_What to produce_: Print the entries below without any change, starting at the first line and ending with the line that contains "point-a-36 bbox=[180, 246, 184, 250]", including that line.

_Data for processing_:

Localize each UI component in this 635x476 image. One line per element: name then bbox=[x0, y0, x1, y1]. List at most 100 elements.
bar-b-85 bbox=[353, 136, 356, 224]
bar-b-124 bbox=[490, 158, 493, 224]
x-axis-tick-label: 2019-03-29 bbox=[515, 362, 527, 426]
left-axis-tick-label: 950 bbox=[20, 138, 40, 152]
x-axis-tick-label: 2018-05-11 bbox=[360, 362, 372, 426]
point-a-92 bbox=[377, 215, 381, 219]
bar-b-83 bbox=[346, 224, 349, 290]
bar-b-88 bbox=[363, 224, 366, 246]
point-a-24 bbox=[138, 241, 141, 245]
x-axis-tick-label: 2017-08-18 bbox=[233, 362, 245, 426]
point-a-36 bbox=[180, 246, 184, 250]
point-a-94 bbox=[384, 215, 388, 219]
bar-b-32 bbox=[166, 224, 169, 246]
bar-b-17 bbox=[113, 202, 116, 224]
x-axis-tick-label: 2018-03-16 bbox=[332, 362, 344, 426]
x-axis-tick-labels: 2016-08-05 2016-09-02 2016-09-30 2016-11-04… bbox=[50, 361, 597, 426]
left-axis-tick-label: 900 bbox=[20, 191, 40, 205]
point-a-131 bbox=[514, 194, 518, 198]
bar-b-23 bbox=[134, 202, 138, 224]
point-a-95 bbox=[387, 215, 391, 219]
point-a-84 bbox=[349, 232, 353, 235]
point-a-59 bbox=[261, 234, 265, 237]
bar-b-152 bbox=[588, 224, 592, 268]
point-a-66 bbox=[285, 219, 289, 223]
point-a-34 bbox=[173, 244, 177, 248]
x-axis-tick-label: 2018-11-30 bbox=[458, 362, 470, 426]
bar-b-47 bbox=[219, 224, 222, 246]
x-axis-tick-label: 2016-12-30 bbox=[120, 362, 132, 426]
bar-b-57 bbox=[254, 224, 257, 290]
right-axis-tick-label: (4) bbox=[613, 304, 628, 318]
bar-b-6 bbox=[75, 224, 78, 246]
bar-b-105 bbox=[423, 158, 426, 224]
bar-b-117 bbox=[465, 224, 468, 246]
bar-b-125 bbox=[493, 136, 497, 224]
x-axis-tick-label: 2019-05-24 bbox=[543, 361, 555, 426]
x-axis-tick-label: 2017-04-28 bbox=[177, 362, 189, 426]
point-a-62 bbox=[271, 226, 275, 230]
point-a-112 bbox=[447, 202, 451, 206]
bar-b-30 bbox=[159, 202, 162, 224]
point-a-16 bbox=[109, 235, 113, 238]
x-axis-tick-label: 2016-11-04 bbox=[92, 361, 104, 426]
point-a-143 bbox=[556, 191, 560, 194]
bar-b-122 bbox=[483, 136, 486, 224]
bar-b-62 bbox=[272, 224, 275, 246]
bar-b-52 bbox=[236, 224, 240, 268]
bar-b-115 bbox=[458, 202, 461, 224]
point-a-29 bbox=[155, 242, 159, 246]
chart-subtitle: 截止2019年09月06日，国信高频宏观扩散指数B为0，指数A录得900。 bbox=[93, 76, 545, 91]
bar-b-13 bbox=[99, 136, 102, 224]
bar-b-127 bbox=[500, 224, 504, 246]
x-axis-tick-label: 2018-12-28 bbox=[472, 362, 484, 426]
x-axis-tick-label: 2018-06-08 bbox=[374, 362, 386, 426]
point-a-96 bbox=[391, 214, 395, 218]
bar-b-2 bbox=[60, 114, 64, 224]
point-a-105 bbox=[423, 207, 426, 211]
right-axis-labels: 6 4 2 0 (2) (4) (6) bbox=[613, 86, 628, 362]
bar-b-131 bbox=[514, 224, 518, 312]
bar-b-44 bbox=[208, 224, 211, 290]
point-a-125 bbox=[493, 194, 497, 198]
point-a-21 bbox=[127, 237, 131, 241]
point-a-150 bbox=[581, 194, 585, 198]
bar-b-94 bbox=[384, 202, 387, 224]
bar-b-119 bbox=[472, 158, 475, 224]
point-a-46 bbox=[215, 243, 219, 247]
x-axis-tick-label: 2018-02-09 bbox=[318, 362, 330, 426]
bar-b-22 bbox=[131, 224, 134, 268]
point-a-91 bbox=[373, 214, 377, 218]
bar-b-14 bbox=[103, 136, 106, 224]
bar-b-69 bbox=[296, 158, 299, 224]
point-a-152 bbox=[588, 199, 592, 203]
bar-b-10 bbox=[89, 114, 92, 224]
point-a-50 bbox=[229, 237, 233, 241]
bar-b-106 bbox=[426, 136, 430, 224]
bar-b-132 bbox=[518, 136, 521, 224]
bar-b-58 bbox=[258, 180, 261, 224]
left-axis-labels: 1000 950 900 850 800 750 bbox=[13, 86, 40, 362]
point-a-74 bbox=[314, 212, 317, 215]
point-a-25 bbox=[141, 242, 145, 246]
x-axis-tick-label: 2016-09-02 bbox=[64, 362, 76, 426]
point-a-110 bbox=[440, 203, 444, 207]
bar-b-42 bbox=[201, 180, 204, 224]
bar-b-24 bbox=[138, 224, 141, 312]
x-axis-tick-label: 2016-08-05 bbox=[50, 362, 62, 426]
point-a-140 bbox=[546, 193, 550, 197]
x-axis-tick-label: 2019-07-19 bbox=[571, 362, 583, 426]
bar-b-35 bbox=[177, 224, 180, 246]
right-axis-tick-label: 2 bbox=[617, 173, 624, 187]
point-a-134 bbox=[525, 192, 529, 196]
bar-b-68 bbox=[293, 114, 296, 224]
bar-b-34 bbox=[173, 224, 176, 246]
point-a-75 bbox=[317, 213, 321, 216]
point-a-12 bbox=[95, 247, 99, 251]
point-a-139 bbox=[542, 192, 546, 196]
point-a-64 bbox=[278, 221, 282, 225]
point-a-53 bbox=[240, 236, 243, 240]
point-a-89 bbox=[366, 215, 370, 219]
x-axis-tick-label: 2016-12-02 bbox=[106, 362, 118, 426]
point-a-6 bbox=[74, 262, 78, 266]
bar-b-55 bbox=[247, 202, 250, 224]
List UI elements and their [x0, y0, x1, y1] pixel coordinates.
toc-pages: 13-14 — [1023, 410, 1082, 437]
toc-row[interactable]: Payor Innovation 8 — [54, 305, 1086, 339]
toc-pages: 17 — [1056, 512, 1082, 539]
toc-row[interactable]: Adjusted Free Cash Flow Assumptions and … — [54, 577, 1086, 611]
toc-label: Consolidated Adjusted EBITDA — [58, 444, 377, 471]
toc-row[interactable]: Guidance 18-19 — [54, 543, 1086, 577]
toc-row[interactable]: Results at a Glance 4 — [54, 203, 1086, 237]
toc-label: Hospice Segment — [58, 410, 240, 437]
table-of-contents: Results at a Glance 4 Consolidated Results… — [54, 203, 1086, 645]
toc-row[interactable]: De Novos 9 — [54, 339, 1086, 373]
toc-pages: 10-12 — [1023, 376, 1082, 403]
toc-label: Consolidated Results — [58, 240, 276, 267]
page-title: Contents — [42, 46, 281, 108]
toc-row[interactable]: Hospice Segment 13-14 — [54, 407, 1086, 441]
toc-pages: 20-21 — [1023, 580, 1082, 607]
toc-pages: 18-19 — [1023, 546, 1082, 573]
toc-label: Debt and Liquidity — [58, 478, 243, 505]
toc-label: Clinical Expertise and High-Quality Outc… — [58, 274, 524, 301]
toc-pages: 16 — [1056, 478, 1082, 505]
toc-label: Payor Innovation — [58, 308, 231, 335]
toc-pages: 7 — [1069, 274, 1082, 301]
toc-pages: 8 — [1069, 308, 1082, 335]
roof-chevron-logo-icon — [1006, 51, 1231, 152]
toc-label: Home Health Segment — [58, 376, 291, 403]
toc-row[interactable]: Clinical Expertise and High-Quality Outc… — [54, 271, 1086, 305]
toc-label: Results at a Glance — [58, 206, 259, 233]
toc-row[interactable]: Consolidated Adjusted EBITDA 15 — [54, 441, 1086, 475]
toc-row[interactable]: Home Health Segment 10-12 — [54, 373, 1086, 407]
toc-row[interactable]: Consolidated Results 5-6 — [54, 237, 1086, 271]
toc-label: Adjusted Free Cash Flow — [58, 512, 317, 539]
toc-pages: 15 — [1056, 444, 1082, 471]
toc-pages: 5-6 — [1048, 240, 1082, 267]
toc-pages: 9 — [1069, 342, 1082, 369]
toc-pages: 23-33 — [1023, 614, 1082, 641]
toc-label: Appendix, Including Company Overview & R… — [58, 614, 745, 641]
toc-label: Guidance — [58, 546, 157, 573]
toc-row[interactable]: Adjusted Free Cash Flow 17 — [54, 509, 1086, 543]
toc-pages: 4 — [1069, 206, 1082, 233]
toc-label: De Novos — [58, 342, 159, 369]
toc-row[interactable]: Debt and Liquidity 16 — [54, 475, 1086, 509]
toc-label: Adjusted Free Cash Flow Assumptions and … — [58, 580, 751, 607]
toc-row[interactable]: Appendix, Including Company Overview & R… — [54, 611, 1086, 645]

_Full output_:
Localize each UI component in this 635x476 image. One line per element: name then bbox=[x0, y0, x1, y1]. List at most 100 elements.
bar-b-85 bbox=[353, 136, 356, 224]
bar-b-124 bbox=[490, 158, 493, 224]
x-axis-tick-label: 2019-03-29 bbox=[515, 362, 527, 426]
left-axis-tick-label: 950 bbox=[20, 138, 40, 152]
x-axis-tick-label: 2018-05-11 bbox=[360, 362, 372, 426]
point-a-92 bbox=[377, 215, 381, 219]
bar-b-83 bbox=[346, 224, 349, 290]
bar-b-88 bbox=[363, 224, 366, 246]
point-a-24 bbox=[138, 241, 141, 245]
x-axis-tick-label: 2017-08-18 bbox=[233, 362, 245, 426]
point-a-36 bbox=[180, 246, 184, 250]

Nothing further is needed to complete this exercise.